**DIRECTIONS:**
Copy each line in which the string "skipping" occurs.

[Records about charts and figures]
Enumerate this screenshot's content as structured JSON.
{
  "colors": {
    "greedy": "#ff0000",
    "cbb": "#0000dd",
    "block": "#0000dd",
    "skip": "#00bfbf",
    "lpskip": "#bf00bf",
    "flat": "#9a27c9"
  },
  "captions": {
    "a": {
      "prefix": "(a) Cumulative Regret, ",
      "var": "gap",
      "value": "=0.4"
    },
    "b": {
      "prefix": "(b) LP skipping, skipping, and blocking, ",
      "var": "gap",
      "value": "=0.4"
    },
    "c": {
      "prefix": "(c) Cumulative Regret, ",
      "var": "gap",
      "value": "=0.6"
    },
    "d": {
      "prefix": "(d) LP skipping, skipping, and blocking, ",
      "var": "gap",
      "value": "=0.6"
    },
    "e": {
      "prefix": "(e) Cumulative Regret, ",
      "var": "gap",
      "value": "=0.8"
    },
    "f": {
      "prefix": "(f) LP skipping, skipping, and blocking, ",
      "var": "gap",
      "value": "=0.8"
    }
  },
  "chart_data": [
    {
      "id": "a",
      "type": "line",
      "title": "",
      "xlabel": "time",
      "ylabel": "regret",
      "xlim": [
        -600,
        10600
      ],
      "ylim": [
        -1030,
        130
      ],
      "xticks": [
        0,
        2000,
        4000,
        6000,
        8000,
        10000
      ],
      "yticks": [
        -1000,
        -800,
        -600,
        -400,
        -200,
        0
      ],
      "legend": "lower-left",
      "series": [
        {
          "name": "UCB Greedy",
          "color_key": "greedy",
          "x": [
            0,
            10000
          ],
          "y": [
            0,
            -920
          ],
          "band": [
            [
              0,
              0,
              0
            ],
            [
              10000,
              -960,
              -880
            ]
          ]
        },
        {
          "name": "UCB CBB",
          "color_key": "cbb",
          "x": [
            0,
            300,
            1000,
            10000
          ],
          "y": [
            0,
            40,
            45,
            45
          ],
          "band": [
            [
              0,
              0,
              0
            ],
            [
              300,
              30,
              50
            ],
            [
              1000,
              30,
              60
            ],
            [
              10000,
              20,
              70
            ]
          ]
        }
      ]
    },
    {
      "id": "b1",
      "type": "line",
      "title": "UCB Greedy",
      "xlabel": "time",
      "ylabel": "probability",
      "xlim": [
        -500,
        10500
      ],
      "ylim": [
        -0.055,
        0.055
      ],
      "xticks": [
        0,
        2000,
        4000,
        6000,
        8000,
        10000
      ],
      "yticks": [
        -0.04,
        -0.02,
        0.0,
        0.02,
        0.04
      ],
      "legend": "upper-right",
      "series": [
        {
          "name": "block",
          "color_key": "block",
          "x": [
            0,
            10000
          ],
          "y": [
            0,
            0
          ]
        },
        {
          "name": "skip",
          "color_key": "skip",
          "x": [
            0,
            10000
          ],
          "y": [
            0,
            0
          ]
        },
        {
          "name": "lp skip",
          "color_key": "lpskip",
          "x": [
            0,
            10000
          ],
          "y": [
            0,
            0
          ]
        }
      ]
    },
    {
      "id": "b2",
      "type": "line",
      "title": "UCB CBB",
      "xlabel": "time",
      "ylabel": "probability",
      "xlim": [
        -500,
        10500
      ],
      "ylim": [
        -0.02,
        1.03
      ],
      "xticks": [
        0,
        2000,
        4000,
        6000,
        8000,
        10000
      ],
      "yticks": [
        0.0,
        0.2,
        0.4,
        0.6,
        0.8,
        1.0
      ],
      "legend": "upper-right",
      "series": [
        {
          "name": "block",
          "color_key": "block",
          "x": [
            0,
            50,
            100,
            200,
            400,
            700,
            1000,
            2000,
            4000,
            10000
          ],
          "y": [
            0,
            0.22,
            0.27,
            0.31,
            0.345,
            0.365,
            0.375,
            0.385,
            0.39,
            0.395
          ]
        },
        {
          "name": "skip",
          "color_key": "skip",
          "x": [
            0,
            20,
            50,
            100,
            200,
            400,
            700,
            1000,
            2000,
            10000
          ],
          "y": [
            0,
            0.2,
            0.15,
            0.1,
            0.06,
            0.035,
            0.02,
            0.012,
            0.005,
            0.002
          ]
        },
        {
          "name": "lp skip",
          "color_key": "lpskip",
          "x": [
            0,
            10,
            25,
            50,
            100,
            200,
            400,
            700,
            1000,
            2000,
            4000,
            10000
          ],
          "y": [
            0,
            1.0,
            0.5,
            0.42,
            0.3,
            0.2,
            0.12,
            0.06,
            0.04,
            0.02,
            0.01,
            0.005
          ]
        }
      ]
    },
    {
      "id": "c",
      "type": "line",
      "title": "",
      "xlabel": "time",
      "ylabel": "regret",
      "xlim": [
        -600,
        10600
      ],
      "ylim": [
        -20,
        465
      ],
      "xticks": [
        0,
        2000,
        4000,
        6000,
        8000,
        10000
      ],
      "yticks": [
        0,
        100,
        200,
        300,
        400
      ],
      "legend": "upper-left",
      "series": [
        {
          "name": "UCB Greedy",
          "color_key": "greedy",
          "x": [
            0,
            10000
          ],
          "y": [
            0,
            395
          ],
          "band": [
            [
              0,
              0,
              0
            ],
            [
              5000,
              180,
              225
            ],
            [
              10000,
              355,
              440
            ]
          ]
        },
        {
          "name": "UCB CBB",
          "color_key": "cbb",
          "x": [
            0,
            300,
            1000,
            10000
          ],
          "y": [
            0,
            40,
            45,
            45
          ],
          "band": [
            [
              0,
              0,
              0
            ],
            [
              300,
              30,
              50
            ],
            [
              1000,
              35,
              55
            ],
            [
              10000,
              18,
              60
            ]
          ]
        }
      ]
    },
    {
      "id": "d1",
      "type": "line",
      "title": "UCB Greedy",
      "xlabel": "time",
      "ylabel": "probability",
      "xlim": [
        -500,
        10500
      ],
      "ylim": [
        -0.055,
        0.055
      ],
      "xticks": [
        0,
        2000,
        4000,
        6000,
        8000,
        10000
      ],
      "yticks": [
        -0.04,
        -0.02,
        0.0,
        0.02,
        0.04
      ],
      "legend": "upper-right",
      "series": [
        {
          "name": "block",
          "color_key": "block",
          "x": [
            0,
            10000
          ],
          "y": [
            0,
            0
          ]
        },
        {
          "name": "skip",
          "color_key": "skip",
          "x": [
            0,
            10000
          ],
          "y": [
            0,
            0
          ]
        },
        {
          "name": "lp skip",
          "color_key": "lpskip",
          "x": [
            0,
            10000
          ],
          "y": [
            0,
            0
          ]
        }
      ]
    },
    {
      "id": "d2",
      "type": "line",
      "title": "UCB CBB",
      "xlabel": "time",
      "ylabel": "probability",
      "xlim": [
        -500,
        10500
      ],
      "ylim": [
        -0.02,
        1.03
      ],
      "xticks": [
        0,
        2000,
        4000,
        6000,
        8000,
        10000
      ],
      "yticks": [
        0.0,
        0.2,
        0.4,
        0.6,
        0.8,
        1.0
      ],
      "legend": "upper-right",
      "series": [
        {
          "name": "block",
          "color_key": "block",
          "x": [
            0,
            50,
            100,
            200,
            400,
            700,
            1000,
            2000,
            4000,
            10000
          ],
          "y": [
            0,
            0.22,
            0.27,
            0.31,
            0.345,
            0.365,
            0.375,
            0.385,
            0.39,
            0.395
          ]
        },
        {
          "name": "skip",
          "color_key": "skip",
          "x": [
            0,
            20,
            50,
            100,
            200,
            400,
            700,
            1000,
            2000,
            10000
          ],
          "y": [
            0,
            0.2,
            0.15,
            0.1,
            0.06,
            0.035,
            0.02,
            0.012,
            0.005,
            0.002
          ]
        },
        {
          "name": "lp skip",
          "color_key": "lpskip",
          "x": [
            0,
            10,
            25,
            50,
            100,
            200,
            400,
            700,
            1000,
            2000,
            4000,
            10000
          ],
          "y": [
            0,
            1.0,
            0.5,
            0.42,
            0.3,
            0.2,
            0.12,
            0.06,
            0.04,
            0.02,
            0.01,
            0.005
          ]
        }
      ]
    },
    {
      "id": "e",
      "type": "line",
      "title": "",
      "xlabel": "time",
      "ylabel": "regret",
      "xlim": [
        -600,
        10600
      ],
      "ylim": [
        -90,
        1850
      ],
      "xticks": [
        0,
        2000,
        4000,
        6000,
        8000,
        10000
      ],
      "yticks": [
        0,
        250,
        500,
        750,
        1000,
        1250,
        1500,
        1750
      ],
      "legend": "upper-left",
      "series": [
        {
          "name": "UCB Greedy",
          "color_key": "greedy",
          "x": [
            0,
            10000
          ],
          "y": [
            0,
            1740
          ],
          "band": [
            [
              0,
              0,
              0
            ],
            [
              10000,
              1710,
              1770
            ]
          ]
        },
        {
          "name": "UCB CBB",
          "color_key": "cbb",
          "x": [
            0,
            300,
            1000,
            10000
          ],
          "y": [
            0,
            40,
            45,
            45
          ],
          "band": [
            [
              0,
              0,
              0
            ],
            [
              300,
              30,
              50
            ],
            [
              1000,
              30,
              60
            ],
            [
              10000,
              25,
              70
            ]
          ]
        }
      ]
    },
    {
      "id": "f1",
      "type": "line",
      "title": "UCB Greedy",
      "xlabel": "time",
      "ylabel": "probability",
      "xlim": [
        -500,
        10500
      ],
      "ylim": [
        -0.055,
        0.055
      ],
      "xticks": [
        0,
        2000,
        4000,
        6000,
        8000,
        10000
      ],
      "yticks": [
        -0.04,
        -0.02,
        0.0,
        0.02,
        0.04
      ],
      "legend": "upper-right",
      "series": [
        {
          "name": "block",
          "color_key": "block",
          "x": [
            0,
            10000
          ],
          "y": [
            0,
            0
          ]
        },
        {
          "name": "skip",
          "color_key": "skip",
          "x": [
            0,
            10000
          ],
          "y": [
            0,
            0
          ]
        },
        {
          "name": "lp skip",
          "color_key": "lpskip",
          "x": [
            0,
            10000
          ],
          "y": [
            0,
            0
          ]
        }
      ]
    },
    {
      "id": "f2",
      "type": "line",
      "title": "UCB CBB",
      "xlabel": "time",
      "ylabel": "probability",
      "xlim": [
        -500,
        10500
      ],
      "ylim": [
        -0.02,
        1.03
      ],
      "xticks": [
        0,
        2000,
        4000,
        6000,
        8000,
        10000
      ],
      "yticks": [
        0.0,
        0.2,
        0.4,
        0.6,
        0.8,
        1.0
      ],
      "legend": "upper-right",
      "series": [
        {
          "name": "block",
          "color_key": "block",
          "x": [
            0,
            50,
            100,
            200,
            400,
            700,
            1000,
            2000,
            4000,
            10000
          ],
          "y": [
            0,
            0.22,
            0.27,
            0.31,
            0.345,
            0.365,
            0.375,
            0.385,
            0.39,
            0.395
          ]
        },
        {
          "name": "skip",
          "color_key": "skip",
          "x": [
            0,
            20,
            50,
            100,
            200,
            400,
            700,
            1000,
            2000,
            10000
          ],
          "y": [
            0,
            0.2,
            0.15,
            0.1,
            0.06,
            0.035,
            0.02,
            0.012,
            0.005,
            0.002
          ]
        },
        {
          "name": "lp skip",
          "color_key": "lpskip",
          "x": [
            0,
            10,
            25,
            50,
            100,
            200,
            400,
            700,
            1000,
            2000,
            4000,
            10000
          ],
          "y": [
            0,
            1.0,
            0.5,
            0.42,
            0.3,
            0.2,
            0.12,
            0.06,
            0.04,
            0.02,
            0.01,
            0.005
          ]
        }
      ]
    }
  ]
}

**RESULT FOR THIS TASK:**
      "prefix": "(b) LP skipping, skipping, and blocking, ",
      "prefix": "(d) LP skipping, skipping, and blocking, ",
      "prefix": "(f) LP skipping, skipping, and blocking, ",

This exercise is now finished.